## Aim of the task
Retype the records below line by line, without changing a single character.

## Task inputs
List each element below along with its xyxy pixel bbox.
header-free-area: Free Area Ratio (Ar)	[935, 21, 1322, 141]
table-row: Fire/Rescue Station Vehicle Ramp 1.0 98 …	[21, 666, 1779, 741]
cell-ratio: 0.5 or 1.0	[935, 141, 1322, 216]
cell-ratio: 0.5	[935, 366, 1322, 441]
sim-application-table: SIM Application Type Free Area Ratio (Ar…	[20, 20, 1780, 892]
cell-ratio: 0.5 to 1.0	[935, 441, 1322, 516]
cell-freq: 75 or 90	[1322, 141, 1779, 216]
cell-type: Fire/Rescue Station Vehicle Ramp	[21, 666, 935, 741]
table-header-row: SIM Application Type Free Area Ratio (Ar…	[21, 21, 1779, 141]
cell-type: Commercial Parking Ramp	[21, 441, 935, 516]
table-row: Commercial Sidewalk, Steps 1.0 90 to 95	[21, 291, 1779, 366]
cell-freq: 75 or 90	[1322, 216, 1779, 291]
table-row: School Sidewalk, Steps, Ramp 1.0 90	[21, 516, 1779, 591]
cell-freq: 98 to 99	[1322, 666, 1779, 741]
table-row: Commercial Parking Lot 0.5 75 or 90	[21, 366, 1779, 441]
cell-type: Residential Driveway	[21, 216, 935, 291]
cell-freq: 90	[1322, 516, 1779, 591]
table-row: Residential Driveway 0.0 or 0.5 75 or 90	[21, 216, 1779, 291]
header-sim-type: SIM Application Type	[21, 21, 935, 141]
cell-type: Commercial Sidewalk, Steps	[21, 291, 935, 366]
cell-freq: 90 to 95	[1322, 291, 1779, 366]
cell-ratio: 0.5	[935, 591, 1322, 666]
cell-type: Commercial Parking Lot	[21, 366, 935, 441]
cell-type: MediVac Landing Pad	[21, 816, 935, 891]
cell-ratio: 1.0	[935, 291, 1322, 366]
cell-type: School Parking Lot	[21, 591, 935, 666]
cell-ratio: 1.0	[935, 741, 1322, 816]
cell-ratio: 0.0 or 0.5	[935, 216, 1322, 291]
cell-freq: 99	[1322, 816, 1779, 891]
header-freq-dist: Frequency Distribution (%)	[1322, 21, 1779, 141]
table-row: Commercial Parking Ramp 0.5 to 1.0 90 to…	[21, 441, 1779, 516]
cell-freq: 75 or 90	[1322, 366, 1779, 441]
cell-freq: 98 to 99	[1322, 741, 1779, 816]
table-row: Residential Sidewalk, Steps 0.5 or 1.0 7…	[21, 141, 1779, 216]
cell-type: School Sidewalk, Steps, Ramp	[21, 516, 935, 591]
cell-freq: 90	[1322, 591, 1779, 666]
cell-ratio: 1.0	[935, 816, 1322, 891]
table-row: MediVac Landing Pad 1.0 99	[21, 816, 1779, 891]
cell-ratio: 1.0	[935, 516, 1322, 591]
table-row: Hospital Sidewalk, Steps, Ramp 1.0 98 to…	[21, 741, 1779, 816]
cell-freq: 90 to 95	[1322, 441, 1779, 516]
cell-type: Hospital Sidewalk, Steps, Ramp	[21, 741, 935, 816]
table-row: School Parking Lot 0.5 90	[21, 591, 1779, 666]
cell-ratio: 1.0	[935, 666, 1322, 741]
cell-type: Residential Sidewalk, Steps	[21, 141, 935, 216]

## Exercise answer
List each element below along with its xyxy pixel bbox.
header-free-area: Free Area Ratio (Ar)	[935, 21, 1322, 141]
table-row: Fire/Rescue Station Vehicle Ramp 1.0 98 …	[21, 666, 1779, 741]
cell-ratio: 0.5 or 1.0	[935, 141, 1322, 216]
cell-ratio: 0.5	[935, 366, 1322, 441]
sim-application-table: SIM Application Type Free Area Ratio (Ar…	[20, 20, 1780, 892]
cell-ratio: 0.5 to 1.0	[935, 441, 1322, 516]
cell-freq: 75 or 90	[1322, 141, 1779, 216]
cell-type: Fire/Rescue Station Vehicle Ramp	[21, 666, 935, 741]
table-header-row: SIM Application Type Free Area Ratio (Ar…	[21, 21, 1779, 141]
cell-type: Commercial Parking Ramp	[21, 441, 935, 516]
table-row: Commercial Sidewalk, Steps 1.0 90 to 95	[21, 291, 1779, 366]
cell-freq: 75 or 90	[1322, 216, 1779, 291]
table-row: School Sidewalk, Steps, Ramp 1.0 90	[21, 516, 1779, 591]
cell-freq: 98 to 99	[1322, 666, 1779, 741]
table-row: Commercial Parking Lot 0.5 75 or 90	[21, 366, 1779, 441]
cell-type: Residential Driveway	[21, 216, 935, 291]
cell-freq: 90	[1322, 516, 1779, 591]
table-row: Residential Driveway 0.0 or 0.5 75 or 90	[21, 216, 1779, 291]
header-sim-type: SIM Application Type	[21, 21, 935, 141]
cell-type: Commercial Sidewalk, Steps	[21, 291, 935, 366]
cell-freq: 90 to 95	[1322, 291, 1779, 366]
cell-ratio: 0.5	[935, 591, 1322, 666]
cell-type: Commercial Parking Lot	[21, 366, 935, 441]
cell-type: MediVac Landing Pad	[21, 816, 935, 891]
cell-ratio: 1.0	[935, 291, 1322, 366]
cell-type: School Parking Lot	[21, 591, 935, 666]
cell-ratio: 1.0	[935, 741, 1322, 816]
cell-ratio: 0.0 or 0.5	[935, 216, 1322, 291]
cell-freq: 99	[1322, 816, 1779, 891]
header-freq-dist: Frequency Distribution (%)	[1322, 21, 1779, 141]
table-row: Commercial Parking Ramp 0.5 to 1.0 90 to…	[21, 441, 1779, 516]
cell-freq: 75 or 90	[1322, 366, 1779, 441]
cell-freq: 98 to 99	[1322, 741, 1779, 816]
table-row: Residential Sidewalk, Steps 0.5 or 1.0 7…	[21, 141, 1779, 216]
cell-type: School Sidewalk, Steps, Ramp	[21, 516, 935, 591]
cell-freq: 90	[1322, 591, 1779, 666]
cell-ratio: 1.0	[935, 816, 1322, 891]
table-row: MediVac Landing Pad 1.0 99	[21, 816, 1779, 891]
cell-ratio: 1.0	[935, 516, 1322, 591]
table-row: Hospital Sidewalk, Steps, Ramp 1.0 98 to…	[21, 741, 1779, 816]
cell-freq: 90 to 95	[1322, 441, 1779, 516]
cell-type: Hospital Sidewalk, Steps, Ramp	[21, 741, 935, 816]
table-row: School Parking Lot 0.5 90	[21, 591, 1779, 666]
cell-ratio: 1.0	[935, 666, 1322, 741]
cell-type: Residential Sidewalk, Steps	[21, 141, 935, 216]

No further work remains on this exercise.